Show each line from the listing that includes the word "Planning".

** START Entries provided **

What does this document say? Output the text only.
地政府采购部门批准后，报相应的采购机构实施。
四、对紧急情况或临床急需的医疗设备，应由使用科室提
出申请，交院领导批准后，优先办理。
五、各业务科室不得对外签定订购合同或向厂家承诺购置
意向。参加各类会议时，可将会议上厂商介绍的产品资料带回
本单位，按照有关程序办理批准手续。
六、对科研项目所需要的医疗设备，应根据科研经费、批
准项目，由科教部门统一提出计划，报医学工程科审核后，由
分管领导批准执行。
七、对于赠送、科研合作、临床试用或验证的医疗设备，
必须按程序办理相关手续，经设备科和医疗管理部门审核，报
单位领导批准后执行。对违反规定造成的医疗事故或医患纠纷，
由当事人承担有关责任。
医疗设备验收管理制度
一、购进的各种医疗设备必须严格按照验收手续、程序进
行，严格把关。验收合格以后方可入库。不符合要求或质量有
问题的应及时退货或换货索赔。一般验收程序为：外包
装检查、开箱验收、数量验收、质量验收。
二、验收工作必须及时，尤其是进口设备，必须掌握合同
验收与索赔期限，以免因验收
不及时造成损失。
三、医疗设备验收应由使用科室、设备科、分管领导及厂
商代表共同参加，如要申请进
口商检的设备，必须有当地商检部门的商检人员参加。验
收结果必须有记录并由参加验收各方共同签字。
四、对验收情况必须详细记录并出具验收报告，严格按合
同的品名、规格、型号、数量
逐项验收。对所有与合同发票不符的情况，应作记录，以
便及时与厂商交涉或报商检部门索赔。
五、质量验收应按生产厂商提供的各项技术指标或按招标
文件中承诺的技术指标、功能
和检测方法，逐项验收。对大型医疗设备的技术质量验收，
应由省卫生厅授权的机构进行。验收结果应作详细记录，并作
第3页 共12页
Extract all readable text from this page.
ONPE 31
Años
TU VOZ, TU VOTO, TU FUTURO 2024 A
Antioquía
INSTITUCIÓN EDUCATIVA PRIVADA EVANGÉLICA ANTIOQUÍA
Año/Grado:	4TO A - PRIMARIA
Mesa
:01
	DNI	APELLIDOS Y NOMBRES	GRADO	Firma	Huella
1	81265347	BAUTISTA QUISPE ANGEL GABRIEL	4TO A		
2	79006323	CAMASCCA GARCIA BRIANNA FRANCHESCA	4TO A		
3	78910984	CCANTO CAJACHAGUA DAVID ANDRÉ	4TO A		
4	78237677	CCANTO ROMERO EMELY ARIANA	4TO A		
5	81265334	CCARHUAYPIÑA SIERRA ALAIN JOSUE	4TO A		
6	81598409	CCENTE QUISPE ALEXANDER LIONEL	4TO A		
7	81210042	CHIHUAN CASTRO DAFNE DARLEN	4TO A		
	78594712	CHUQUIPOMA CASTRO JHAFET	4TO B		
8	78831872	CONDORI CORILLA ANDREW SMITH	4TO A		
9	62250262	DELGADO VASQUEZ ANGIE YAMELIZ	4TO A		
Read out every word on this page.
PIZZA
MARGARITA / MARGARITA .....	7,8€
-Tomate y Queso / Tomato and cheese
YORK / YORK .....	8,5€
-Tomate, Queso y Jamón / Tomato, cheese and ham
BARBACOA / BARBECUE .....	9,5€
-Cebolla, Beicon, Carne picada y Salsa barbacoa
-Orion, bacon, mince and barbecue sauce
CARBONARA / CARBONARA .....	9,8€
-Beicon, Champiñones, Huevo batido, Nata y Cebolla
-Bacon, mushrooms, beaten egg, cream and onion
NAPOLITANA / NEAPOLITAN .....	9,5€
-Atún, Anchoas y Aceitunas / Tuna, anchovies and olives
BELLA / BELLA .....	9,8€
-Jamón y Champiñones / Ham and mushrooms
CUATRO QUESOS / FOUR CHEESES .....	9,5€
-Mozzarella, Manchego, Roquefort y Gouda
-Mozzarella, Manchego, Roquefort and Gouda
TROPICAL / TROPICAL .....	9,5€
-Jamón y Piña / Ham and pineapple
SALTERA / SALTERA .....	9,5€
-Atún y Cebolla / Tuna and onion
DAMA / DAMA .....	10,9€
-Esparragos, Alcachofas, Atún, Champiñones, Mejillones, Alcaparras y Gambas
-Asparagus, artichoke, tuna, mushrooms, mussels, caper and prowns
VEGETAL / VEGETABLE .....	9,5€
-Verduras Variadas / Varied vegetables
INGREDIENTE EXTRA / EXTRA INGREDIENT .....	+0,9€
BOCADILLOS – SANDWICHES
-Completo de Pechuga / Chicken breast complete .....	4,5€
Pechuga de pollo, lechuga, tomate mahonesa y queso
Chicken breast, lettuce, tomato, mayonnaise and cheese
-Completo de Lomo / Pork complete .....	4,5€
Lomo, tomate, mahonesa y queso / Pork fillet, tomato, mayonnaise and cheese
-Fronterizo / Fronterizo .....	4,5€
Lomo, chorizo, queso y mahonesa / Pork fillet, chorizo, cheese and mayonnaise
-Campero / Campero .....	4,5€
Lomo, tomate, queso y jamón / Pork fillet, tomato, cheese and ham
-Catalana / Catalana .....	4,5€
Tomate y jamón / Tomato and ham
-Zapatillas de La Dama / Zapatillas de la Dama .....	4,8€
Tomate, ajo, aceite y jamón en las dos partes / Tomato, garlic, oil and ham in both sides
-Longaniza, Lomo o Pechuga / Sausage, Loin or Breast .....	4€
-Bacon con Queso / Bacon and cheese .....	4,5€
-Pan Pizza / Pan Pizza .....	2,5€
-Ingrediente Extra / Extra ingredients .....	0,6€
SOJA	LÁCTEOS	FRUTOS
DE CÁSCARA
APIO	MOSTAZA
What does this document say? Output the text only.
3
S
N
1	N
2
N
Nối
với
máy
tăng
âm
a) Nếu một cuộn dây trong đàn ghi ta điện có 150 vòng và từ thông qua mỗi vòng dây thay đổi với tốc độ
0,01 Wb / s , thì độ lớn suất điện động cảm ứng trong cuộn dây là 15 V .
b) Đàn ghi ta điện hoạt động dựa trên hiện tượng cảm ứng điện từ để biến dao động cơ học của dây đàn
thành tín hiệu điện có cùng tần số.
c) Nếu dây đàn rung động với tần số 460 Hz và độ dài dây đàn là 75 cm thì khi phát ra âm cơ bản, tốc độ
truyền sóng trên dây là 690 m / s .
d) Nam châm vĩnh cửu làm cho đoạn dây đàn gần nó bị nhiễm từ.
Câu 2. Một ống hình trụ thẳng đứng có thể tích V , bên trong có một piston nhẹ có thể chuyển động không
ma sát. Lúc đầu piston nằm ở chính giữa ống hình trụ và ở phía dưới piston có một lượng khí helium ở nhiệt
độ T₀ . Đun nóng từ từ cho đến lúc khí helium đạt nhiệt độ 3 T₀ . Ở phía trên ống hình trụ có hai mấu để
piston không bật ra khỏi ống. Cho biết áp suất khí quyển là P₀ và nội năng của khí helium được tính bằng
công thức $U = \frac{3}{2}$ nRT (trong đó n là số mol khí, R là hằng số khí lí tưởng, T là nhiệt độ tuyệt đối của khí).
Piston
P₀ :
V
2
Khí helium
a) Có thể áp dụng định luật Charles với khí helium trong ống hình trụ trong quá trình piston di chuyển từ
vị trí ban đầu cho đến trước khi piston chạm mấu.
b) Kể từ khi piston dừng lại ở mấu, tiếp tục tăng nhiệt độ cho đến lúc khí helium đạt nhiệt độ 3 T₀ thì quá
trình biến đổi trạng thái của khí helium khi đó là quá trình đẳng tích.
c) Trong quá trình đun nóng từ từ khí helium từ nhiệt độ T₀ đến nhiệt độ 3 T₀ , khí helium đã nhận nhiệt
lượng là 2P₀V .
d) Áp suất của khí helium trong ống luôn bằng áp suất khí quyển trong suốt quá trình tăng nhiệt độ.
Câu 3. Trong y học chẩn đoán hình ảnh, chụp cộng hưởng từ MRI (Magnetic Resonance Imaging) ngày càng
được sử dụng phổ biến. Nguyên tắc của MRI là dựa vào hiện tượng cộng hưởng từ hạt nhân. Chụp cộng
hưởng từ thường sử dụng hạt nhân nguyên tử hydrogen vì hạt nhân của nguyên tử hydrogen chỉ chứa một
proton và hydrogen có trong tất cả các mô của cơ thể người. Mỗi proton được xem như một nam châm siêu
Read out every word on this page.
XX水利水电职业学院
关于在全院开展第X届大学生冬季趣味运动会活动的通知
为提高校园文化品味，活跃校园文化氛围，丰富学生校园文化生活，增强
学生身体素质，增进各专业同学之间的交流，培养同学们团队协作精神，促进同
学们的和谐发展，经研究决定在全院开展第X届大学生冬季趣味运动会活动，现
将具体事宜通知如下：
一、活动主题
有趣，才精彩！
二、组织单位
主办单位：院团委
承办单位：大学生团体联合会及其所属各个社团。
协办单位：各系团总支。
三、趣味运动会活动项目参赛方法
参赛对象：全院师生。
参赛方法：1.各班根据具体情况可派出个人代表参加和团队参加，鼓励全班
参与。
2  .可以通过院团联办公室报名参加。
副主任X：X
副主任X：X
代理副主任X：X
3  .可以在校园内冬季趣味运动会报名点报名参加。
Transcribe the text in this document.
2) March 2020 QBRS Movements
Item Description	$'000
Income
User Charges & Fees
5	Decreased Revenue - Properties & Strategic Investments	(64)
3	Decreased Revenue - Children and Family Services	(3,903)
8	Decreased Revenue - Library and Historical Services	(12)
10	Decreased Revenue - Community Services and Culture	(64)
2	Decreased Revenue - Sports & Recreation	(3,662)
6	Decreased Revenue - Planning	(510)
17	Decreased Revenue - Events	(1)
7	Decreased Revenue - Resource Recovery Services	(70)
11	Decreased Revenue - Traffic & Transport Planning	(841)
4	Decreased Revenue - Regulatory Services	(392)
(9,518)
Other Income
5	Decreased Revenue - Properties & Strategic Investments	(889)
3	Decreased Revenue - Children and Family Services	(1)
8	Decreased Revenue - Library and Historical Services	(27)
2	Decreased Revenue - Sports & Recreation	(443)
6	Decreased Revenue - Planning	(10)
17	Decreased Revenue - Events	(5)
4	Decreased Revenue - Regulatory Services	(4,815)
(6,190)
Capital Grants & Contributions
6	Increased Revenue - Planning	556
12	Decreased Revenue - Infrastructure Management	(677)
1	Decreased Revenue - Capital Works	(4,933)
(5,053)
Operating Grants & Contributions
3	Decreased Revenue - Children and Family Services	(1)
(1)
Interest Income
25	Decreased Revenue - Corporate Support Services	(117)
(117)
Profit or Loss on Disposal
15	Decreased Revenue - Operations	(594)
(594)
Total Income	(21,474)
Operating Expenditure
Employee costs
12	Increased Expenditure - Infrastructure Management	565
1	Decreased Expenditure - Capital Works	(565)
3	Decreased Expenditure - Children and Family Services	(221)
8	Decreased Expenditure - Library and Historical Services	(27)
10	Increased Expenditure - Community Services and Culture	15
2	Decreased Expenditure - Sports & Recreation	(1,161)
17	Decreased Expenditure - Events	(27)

** END Entries provided **

Correct answer:
6	Decreased Revenue - Planning	(510)
11	Decreased Revenue - Traffic & Transport Planning	(841)
6	Decreased Revenue - Planning	(10)
6	Increased Revenue - Planning	556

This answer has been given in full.